Begin

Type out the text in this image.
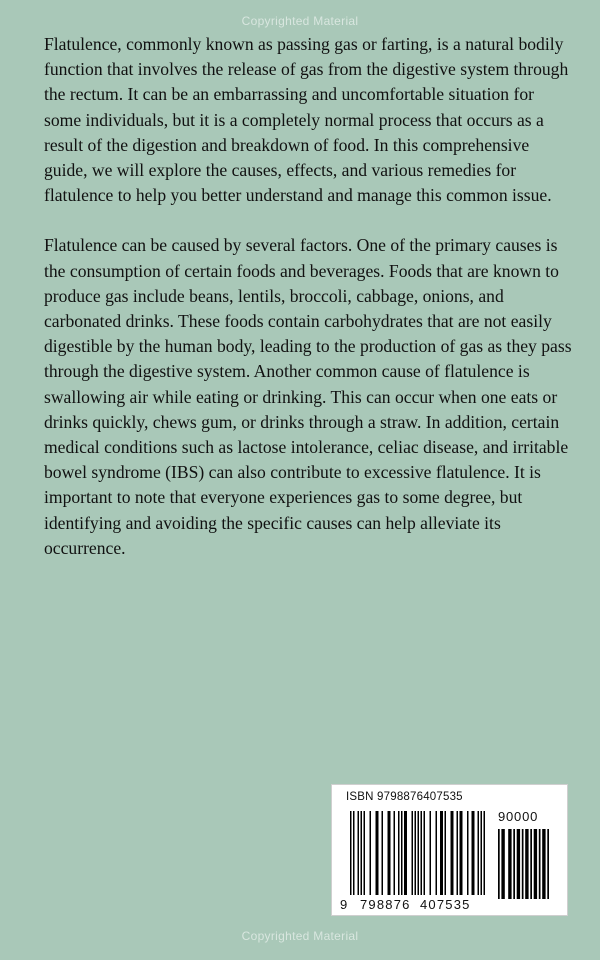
Copyrighted Material

Flatulence, commonly known as passing gas or farting, is a natural bodily function that involves the release of gas from the digestive system through the rectum. It can be an embarrassing and uncomfortable situation for some individuals, but it is a completely normal process that occurs as a result of the digestion and breakdown of food. In this comprehensive guide, we will explore the causes, effects, and various remedies for flatulence to help you better understand and manage this common issue.

Flatulence can be caused by several factors. One of the primary causes is the consumption of certain foods and beverages. Foods that are known to produce gas include beans, lentils, broccoli, cabbage, onions, and carbonated drinks. These foods contain carbohydrates that are not easily digestible by the human body, leading to the production of gas as they pass through the digestive system. Another common cause of flatulence is swallowing air while eating or drinking. This can occur when one eats or drinks quickly, chews gum, or drinks through a straw. In addition, certain medical conditions such as lactose intolerance, celiac disease, and irritable bowel syndrome (IBS) can also contribute to excessive flatulence. It is important to note that everyone experiences gas to some degree, but identifying and avoiding the specific causes can help alleviate its occurrence.

ISBN 9798876407535
90000
9 798876 407535
Copyrighted Material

End

_WRITTEN EXERCISE_:
Repeat the listing verbatim. Skip the pictures.

_RESULT BELOW_:
Type out the text in this image.
Copyrighted Material

Flatulence, commonly known as passing gas or farting, is a natural bodily function that involves the release of gas from the digestive system through the rectum. It can be an embarrassing and uncomfortable situation for some individuals, but it is a completely normal process that occurs as a result of the digestion and breakdown of food. In this comprehensive guide, we will explore the causes, effects, and various remedies for flatulence to help you better understand and manage this common issue.

Flatulence can be caused by several factors. One of the primary causes is the consumption of certain foods and beverages. Foods that are known to produce gas include beans, lentils, broccoli, cabbage, onions, and carbonated drinks. These foods contain carbohydrates that are not easily digestible by the human body, leading to the production of gas as they pass through the digestive system. Another common cause of flatulence is swallowing air while eating or drinking. This can occur when one eats or drinks quickly, chews gum, or drinks through a straw. In addition, certain medical conditions such as lactose intolerance, celiac disease, and irritable bowel syndrome (IBS) can also contribute to excessive flatulence. It is important to note that everyone experiences gas to some degree, but identifying and avoiding the specific causes can help alleviate its occurrence.

ISBN 9798876407535
90000
9 798876 407535
Copyrighted Material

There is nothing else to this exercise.